Written instruction> Every line of the material below must be repeated exactly.

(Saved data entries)
----
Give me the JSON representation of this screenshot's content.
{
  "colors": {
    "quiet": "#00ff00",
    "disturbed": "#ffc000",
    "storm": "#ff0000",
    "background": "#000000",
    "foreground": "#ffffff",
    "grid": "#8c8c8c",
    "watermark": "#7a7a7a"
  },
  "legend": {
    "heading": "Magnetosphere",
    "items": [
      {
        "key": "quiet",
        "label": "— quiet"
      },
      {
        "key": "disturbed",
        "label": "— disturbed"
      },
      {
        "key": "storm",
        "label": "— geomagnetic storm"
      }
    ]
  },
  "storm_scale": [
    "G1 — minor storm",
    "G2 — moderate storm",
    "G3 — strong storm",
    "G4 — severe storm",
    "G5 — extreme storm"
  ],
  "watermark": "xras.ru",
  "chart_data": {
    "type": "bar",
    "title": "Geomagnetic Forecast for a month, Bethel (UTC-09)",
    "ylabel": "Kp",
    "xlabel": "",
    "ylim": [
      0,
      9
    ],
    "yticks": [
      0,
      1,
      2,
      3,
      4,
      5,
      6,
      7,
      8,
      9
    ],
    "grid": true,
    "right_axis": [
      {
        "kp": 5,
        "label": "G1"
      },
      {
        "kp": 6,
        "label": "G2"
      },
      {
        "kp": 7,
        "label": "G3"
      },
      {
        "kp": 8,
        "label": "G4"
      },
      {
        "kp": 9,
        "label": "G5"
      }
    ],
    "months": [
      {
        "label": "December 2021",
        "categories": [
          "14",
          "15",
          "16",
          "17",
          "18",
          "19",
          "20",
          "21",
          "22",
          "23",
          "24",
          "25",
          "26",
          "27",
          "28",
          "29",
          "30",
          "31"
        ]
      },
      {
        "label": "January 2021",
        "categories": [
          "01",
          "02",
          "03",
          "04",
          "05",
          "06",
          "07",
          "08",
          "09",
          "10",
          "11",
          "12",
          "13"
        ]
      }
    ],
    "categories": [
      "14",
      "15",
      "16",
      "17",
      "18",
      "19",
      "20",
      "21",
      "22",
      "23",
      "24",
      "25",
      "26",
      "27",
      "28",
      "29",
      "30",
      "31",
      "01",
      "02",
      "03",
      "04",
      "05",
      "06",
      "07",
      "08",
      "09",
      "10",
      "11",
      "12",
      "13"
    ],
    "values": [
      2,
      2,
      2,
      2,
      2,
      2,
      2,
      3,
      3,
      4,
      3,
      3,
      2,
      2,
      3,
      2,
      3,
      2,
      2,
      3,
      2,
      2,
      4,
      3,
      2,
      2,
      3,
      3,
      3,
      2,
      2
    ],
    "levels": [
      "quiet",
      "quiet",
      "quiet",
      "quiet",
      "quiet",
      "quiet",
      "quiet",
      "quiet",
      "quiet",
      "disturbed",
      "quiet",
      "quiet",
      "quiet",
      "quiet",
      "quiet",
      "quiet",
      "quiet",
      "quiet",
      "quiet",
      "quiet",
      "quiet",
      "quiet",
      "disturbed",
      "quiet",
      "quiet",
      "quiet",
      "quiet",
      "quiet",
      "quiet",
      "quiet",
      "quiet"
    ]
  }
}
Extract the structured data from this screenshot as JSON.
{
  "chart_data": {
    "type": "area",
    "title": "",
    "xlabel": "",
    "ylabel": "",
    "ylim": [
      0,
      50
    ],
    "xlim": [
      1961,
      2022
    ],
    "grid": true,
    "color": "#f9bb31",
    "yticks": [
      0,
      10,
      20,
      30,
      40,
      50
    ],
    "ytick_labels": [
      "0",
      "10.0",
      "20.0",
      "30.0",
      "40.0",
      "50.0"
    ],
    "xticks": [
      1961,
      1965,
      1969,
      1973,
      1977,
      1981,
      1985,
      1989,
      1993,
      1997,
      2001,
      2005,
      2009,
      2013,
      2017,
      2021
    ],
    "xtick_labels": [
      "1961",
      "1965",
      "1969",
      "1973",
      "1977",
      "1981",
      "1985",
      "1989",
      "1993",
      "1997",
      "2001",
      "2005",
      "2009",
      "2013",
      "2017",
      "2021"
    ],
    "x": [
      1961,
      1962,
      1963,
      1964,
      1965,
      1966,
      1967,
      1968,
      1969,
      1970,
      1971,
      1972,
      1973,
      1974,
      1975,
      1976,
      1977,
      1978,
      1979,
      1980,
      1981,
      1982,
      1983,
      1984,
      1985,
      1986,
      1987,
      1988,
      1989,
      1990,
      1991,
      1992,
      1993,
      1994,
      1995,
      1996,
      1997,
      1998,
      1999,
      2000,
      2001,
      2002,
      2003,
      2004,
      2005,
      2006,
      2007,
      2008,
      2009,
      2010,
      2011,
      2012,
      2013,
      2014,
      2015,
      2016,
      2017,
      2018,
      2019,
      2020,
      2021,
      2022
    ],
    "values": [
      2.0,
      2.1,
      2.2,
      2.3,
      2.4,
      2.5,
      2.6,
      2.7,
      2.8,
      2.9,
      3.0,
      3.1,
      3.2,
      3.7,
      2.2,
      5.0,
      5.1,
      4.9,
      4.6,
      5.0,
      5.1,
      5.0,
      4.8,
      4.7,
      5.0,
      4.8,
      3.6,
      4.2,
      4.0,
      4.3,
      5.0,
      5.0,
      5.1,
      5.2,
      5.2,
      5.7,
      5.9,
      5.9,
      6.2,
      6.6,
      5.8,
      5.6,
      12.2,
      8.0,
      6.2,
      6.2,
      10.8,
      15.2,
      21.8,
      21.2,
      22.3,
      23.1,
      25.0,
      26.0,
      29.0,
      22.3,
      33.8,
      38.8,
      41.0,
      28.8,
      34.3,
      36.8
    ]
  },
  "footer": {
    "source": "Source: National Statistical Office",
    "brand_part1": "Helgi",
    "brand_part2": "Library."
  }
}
----
Exercise output>
Give me the JSON representation of this screenshot's content.
{
  "colors": {
    "quiet": "#00ff00",
    "disturbed": "#ffc000",
    "storm": "#ff0000",
    "background": "#000000",
    "foreground": "#ffffff",
    "grid": "#8c8c8c",
    "watermark": "#7a7a7a"
  },
  "legend": {
    "heading": "Magnetosphere",
    "items": [
      {
        "key": "quiet",
        "label": "— quiet"
      },
      {
        "key": "disturbed",
        "label": "— disturbed"
      },
      {
        "key": "storm",
        "label": "— geomagnetic storm"
      }
    ]
  },
  "storm_scale": [
    "G1 — minor storm",
    "G2 — moderate storm",
    "G3 — strong storm",
    "G4 — severe storm",
    "G5 — extreme storm"
  ],
  "watermark": "xras.ru",
  "chart_data": {
    "type": "bar",
    "title": "Geomagnetic Forecast for a month, Bethel (UTC-09)",
    "ylabel": "Kp",
    "xlabel": "",
    "ylim": [
      0,
      9
    ],
    "yticks": [
      0,
      1,
      2,
      3,
      4,
      5,
      6,
      7,
      8,
      9
    ],
    "grid": true,
    "right_axis": [
      {
        "kp": 5,
        "label": "G1"
      },
      {
        "kp": 6,
        "label": "G2"
      },
      {
        "kp": 7,
        "label": "G3"
      },
      {
        "kp": 8,
        "label": "G4"
      },
      {
        "kp": 9,
        "label": "G5"
      }
    ],
    "months": [
      {
        "label": "December 2021",
        "categories": [
          "14",
          "15",
          "16",
          "17",
          "18",
          "19",
          "20",
          "21",
          "22",
          "23",
          "24",
          "25",
          "26",
          "27",
          "28",
          "29",
          "30",
          "31"
        ]
      },
      {
        "label": "January 2021",
        "categories": [
          "01",
          "02",
          "03",
          "04",
          "05",
          "06",
          "07",
          "08",
          "09",
          "10",
          "11",
          "12",
          "13"
        ]
      }
    ],
    "categories": [
      "14",
      "15",
      "16",
      "17",
      "18",
      "19",
      "20",
      "21",
      "22",
      "23",
      "24",
      "25",
      "26",
      "27",
      "28",
      "29",
      "30",
      "31",
      "01",
      "02",
      "03",
      "04",
      "05",
      "06",
      "07",
      "08",
      "09",
      "10",
      "11",
      "12",
      "13"
    ],
    "values": [
      2,
      2,
      2,
      2,
      2,
      2,
      2,
      3,
      3,
      4,
      3,
      3,
      2,
      2,
      3,
      2,
      3,
      2,
      2,
      3,
      2,
      2,
      4,
      3,
      2,
      2,
      3,
      3,
      3,
      2,
      2
    ],
    "levels": [
      "quiet",
      "quiet",
      "quiet",
      "quiet",
      "quiet",
      "quiet",
      "quiet",
      "quiet",
      "quiet",
      "disturbed",
      "quiet",
      "quiet",
      "quiet",
      "quiet",
      "quiet",
      "quiet",
      "quiet",
      "quiet",
      "quiet",
      "quiet",
      "quiet",
      "quiet",
      "disturbed",
      "quiet",
      "quiet",
      "quiet",
      "quiet",
      "quiet",
      "quiet",
      "quiet",
      "quiet"
    ]
  }
}
Extract the structured data from this screenshot as JSON.
{
  "chart_data": {
    "type": "area",
    "title": "",
    "xlabel": "",
    "ylabel": "",
    "ylim": [
      0,
      50
    ],
    "xlim": [
      1961,
      2022
    ],
    "grid": true,
    "color": "#f9bb31",
    "yticks": [
      0,
      10,
      20,
      30,
      40,
      50
    ],
    "ytick_labels": [
      "0",
      "10.0",
      "20.0",
      "30.0",
      "40.0",
      "50.0"
    ],
    "xticks": [
      1961,
      1965,
      1969,
      1973,
      1977,
      1981,
      1985,
      1989,
      1993,
      1997,
      2001,
      2005,
      2009,
      2013,
      2017,
      2021
    ],
    "xtick_labels": [
      "1961",
      "1965",
      "1969",
      "1973",
      "1977",
      "1981",
      "1985",
      "1989",
      "1993",
      "1997",
      "2001",
      "2005",
      "2009",
      "2013",
      "2017",
      "2021"
    ],
    "x": [
      1961,
      1962,
      1963,
      1964,
      1965,
      1966,
      1967,
      1968,
      1969,
      1970,
      1971,
      1972,
      1973,
      1974,
      1975,
      1976,
      1977,
      1978,
      1979,
      1980,
      1981,
      1982,
      1983,
      1984,
      1985,
      1986,
      1987,
      1988,
      1989,
      1990,
      1991,
      1992,
      1993,
      1994,
      1995,
      1996,
      1997,
      1998,
      1999,
      2000,
      2001,
      2002,
      2003,
      2004,
      2005,
      2006,
      2007,
      2008,
      2009,
      2010,
      2011,
      2012,
      2013,
      2014,
      2015,
      2016,
      2017,
      2018,
      2019,
      2020,
      2021,
      2022
    ],
    "values": [
      2.0,
      2.1,
      2.2,
      2.3,
      2.4,
      2.5,
      2.6,
      2.7,
      2.8,
      2.9,
      3.0,
      3.1,
      3.2,
      3.7,
      2.2,
      5.0,
      5.1,
      4.9,
      4.6,
      5.0,
      5.1,
      5.0,
      4.8,
      4.7,
      5.0,
      4.8,
      3.6,
      4.2,
      4.0,
      4.3,
      5.0,
      5.0,
      5.1,
      5.2,
      5.2,
      5.7,
      5.9,
      5.9,
      6.2,
      6.6,
      5.8,
      5.6,
      12.2,
      8.0,
      6.2,
      6.2,
      10.8,
      15.2,
      21.8,
      21.2,
      22.3,
      23.1,
      25.0,
      26.0,
      29.0,
      22.3,
      33.8,
      38.8,
      41.0,
      28.8,
      34.3,
      36.8
    ]
  },
  "footer": {
    "source": "Source: National Statistical Office",
    "brand_part1": "Helgi",
    "brand_part2": "Library."
  }
}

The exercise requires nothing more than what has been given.